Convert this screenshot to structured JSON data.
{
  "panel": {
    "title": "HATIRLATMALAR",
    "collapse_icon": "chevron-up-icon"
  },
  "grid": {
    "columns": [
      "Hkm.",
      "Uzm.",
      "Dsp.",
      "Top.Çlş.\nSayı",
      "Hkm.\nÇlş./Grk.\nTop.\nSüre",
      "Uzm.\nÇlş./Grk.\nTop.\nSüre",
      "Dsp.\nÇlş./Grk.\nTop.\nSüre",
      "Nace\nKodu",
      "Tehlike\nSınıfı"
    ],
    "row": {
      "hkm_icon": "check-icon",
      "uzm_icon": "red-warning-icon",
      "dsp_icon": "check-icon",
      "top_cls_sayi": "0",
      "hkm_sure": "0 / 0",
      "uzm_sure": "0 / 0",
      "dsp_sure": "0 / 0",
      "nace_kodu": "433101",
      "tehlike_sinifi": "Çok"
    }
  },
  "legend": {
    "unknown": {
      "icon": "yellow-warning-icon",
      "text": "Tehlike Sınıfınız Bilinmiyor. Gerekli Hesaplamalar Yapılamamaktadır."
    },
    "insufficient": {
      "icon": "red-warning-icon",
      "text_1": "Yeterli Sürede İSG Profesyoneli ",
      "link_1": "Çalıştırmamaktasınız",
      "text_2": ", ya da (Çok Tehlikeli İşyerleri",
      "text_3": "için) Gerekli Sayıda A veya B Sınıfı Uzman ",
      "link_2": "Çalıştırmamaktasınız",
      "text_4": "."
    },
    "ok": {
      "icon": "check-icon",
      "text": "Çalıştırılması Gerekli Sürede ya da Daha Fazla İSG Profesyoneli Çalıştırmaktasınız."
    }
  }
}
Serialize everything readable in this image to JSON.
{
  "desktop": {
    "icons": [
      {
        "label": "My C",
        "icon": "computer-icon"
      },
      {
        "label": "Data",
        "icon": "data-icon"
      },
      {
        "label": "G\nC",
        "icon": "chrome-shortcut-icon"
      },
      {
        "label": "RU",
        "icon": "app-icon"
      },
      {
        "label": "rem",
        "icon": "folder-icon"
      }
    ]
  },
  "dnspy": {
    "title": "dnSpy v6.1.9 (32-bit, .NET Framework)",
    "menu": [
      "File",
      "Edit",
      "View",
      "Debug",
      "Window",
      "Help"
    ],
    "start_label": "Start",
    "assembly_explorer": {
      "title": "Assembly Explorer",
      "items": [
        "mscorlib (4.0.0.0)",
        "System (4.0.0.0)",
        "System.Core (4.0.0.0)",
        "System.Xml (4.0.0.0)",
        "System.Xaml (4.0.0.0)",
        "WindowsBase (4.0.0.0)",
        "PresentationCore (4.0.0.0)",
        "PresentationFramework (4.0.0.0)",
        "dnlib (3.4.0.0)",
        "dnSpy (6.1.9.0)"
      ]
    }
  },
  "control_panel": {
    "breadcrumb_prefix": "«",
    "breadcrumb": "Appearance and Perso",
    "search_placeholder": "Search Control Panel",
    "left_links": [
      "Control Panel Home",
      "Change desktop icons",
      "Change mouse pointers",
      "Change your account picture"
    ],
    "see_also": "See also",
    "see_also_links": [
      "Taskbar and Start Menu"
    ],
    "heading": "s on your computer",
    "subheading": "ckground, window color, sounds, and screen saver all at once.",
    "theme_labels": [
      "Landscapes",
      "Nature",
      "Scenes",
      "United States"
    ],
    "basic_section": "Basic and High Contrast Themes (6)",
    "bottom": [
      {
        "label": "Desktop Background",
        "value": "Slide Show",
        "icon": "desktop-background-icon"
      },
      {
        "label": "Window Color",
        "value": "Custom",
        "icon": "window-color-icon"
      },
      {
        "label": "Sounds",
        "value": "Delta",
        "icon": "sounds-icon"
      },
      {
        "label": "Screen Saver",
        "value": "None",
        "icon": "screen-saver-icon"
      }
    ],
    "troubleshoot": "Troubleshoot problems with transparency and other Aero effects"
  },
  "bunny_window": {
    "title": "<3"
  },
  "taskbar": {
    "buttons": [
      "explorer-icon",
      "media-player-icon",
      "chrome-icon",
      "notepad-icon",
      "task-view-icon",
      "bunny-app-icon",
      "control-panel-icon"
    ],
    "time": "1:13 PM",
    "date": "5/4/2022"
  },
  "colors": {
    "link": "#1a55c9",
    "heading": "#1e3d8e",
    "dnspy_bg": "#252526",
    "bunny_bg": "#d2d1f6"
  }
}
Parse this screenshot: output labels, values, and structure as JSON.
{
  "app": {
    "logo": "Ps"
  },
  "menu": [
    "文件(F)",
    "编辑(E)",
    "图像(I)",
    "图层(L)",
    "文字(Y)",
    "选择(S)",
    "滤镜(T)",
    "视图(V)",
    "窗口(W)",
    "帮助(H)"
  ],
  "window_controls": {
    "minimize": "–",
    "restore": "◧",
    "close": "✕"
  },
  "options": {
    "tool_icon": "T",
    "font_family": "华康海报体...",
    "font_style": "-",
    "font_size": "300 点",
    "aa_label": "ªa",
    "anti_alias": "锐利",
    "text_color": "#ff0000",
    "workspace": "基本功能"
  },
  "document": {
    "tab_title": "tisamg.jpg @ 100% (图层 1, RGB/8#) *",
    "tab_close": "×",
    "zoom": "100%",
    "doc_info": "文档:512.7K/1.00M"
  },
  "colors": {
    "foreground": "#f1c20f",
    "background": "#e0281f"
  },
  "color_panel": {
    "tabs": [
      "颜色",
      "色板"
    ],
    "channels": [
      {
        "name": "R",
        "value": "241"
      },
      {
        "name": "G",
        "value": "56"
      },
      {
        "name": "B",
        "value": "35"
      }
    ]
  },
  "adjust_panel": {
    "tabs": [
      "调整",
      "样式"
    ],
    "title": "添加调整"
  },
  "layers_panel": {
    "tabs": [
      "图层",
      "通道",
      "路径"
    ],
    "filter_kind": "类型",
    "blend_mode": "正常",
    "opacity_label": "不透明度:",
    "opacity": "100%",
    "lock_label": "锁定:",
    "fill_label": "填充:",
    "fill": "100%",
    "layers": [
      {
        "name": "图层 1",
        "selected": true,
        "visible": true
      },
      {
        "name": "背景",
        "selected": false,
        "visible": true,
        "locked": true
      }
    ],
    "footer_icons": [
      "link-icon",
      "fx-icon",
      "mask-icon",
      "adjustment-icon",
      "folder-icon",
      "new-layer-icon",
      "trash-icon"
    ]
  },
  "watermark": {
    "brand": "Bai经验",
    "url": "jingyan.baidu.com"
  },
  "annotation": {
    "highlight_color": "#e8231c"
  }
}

* * *

## Written exercise
Using the listing above, pull out all lines that hold the word "System".

## Result for this task
        "System (4.0.0.0)",
        "System.Core (4.0.0.0)",
        "System.Xml (4.0.0.0)",
        "System.Xaml (4.0.0.0)",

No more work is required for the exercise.